What you should do:
Tally the lines holding the string "local" and reply with that number alone.

The records:

= = = = = = =

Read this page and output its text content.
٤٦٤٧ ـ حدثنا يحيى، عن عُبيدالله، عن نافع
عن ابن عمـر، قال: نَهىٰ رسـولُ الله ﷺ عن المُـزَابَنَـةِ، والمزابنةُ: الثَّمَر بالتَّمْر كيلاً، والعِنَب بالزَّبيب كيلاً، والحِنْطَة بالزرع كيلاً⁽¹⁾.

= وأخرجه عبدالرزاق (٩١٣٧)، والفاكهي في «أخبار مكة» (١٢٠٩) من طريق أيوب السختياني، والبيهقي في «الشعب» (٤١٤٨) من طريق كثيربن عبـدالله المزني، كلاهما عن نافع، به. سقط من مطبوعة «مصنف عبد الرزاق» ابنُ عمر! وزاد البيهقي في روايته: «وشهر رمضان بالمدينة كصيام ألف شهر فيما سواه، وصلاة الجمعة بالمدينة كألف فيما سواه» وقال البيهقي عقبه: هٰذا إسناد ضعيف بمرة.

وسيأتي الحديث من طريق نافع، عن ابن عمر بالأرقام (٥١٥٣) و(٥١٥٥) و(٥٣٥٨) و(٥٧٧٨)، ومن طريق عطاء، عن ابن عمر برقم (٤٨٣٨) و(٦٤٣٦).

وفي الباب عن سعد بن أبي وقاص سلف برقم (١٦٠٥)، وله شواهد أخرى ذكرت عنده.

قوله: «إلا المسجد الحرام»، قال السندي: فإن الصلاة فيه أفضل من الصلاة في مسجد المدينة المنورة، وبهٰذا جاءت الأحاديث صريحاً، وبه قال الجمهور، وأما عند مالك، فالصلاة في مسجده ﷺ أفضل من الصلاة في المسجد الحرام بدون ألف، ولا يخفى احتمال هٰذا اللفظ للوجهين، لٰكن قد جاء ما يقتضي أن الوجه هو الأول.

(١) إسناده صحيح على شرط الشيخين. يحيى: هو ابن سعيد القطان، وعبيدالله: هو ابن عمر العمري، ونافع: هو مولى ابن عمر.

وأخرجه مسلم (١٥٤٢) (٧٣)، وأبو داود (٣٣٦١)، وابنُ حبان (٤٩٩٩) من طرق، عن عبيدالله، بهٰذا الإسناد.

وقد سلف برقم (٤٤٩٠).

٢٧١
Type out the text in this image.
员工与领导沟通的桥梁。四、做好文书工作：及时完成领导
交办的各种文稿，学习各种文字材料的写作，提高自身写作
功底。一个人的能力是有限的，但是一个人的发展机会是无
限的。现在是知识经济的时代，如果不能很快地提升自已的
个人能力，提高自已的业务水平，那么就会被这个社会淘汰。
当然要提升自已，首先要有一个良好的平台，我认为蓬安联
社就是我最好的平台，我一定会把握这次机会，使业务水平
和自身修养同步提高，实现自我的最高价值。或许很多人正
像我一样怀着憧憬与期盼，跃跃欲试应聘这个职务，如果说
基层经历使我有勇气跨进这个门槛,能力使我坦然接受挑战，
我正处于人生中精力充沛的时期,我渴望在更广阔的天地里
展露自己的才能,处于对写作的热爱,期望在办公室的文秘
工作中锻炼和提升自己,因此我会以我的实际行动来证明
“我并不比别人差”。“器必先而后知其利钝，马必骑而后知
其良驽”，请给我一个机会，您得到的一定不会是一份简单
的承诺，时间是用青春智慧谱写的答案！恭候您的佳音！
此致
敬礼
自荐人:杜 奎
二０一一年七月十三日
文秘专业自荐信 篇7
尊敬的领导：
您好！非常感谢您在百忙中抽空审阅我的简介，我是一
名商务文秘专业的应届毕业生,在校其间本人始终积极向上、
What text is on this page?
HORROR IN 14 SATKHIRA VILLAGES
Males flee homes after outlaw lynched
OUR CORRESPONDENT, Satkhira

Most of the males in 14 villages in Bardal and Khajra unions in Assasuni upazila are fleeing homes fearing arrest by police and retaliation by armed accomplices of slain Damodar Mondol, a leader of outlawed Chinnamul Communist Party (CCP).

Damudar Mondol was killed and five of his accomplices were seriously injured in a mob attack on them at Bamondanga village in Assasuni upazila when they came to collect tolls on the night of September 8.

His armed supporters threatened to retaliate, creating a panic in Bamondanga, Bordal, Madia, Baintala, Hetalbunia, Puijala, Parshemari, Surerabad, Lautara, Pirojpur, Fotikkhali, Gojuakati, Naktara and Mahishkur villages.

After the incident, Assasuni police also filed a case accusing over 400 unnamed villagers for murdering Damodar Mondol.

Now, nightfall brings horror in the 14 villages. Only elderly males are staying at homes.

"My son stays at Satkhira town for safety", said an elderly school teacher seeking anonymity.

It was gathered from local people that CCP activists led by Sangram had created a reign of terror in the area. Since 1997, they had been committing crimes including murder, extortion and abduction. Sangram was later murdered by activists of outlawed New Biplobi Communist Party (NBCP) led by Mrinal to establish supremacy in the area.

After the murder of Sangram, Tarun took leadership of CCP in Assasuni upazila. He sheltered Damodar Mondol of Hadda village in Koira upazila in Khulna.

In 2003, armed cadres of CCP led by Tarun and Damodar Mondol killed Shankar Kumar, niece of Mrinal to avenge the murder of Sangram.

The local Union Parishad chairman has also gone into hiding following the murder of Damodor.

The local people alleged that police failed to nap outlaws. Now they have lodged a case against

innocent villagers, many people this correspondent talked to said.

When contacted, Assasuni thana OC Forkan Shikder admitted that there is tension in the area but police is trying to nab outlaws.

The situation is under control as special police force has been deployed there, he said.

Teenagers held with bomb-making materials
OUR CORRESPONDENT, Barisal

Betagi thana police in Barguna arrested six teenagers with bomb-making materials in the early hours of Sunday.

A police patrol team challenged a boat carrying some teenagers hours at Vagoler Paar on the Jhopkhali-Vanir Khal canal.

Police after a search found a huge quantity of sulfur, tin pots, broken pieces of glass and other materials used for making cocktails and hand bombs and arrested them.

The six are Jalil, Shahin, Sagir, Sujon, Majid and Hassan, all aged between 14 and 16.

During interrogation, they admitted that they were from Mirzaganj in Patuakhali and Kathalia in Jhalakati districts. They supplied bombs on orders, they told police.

= = = = = = =

The result:
3